=== To do ===
Copy each line below that contains "Longwave".

Figure dataset records:
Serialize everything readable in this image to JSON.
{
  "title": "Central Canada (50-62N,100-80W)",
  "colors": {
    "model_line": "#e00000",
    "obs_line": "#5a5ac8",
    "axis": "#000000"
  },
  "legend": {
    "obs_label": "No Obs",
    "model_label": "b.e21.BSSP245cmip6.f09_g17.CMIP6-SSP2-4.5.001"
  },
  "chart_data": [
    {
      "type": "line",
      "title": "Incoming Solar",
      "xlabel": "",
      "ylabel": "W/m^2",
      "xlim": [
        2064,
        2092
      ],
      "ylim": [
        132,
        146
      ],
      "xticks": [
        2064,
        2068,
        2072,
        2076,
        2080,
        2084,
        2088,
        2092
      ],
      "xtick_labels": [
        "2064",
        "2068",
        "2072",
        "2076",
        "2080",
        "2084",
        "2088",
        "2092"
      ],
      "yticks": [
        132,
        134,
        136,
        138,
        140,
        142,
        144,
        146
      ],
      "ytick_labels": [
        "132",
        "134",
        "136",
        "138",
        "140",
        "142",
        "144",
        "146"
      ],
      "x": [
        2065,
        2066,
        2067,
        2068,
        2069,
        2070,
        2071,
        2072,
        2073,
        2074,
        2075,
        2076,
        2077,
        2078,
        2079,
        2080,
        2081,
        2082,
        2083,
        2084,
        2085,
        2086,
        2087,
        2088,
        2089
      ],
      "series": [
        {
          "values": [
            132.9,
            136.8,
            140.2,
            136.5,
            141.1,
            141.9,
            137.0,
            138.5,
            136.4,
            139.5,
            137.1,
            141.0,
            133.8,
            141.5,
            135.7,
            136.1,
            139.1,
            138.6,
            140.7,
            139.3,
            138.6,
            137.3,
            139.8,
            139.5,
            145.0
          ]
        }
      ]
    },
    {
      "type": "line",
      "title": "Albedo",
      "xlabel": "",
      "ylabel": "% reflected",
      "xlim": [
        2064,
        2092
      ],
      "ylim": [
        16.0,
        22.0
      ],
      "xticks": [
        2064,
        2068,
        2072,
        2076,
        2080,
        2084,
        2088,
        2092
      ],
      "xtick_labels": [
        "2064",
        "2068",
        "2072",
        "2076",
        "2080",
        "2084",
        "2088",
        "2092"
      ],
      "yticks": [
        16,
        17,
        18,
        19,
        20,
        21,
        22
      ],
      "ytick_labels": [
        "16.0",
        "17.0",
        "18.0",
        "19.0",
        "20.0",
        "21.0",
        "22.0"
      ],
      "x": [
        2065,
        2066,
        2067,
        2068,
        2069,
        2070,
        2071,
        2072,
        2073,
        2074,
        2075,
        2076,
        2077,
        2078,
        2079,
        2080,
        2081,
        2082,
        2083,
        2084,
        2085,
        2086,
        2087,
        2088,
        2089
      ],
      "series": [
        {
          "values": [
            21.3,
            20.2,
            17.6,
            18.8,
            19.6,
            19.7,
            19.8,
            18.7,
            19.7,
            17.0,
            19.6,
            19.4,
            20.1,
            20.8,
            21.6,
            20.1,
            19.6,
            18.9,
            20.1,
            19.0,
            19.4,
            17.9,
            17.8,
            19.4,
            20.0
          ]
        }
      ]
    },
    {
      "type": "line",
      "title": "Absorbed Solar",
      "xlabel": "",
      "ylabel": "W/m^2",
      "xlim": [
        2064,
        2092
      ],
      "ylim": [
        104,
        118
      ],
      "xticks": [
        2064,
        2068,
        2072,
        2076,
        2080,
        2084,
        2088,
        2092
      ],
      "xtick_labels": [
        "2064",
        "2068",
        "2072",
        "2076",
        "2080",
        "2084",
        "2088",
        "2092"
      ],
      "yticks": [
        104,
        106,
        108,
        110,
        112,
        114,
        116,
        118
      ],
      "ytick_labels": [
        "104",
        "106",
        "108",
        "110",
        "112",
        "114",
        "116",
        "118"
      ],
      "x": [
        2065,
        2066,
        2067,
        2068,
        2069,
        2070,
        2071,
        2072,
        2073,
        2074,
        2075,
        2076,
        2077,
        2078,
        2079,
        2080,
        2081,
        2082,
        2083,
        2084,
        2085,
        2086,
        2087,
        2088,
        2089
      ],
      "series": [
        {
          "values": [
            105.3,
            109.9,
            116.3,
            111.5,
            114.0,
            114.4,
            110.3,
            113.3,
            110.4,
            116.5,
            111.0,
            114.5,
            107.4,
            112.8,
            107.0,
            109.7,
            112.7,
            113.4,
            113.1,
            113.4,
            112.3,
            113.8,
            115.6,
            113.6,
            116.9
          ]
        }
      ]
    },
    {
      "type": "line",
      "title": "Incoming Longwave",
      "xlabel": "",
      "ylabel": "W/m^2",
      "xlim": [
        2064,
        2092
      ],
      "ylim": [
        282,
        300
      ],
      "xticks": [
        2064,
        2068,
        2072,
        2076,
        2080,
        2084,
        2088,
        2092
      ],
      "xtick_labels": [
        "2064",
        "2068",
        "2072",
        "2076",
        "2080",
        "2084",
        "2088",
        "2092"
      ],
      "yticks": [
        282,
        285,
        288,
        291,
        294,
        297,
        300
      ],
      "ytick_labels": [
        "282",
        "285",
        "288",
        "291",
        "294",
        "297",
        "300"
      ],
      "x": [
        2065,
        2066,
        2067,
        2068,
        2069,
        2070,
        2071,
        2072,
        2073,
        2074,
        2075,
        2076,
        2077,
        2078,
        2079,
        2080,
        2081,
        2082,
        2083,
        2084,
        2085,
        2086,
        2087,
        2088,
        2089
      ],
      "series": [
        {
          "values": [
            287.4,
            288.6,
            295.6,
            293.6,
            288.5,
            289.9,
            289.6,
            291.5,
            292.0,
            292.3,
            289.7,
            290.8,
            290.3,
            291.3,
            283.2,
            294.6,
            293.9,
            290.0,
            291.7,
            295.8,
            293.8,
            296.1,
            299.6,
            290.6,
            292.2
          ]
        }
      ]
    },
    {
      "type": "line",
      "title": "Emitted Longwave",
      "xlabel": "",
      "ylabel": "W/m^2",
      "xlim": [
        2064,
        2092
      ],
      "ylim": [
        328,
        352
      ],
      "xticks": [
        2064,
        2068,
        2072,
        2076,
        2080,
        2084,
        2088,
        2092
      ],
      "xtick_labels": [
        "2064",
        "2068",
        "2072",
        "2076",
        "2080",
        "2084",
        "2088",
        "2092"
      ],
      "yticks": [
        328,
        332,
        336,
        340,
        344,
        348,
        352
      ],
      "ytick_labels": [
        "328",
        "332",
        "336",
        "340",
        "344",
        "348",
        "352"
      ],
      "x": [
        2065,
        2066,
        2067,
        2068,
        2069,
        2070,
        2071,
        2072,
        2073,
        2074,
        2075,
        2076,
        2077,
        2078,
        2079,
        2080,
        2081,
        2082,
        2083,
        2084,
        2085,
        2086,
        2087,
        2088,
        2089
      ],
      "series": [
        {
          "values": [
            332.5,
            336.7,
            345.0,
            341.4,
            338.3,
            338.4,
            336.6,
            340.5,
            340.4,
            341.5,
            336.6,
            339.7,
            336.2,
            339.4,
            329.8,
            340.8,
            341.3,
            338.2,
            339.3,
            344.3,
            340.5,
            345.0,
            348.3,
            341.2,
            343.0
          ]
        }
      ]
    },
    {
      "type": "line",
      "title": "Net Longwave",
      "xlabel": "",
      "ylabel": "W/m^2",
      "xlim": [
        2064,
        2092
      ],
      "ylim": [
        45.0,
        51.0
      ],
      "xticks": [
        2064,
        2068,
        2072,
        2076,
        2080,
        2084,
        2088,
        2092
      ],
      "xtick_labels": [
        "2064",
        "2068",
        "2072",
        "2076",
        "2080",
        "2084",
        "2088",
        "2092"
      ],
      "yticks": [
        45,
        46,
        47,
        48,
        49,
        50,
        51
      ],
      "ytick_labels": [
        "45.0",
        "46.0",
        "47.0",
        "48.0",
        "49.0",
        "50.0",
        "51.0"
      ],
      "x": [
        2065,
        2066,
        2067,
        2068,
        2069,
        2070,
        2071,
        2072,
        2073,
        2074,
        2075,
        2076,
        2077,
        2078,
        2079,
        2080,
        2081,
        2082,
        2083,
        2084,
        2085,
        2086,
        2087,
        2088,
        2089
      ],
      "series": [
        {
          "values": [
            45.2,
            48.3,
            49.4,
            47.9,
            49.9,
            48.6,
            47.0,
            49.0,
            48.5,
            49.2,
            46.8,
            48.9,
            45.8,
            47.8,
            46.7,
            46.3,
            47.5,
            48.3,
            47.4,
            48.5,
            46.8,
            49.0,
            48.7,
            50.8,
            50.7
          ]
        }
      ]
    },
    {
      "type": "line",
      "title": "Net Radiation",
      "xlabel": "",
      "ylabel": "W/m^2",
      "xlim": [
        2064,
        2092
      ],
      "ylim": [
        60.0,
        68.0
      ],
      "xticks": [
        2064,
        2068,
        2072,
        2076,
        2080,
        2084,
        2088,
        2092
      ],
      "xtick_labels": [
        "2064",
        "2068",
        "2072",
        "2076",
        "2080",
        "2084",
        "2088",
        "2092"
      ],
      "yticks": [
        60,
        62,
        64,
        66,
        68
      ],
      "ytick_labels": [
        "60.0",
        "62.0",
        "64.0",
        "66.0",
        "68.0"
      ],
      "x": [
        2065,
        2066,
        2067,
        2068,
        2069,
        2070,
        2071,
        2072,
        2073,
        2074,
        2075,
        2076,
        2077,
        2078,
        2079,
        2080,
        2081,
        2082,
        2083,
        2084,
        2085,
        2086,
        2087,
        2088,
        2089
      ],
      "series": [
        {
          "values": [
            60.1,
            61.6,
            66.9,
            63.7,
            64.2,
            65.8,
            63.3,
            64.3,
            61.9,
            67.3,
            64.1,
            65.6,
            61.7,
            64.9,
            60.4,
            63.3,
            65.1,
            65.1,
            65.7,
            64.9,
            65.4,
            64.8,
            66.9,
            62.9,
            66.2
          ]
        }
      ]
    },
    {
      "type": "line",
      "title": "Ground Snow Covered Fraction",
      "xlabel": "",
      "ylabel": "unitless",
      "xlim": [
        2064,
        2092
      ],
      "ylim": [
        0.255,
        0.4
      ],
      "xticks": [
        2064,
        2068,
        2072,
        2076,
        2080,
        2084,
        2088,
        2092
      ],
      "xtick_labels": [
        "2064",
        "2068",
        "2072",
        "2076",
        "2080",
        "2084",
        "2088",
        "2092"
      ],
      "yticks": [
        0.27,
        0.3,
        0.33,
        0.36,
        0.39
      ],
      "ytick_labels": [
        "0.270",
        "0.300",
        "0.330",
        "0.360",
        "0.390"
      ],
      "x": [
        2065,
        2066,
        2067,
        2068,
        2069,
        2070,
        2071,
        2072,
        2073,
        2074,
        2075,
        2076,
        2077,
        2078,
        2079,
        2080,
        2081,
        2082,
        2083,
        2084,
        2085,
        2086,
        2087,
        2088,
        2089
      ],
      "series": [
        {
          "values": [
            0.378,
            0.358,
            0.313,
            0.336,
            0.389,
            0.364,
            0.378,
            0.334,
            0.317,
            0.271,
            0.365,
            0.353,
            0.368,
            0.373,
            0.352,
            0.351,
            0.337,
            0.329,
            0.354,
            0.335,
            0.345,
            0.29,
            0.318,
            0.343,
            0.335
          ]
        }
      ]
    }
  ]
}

=== Full output ===
      "title": "Incoming Longwave",
      "title": "Emitted Longwave",
      "title": "Net Longwave",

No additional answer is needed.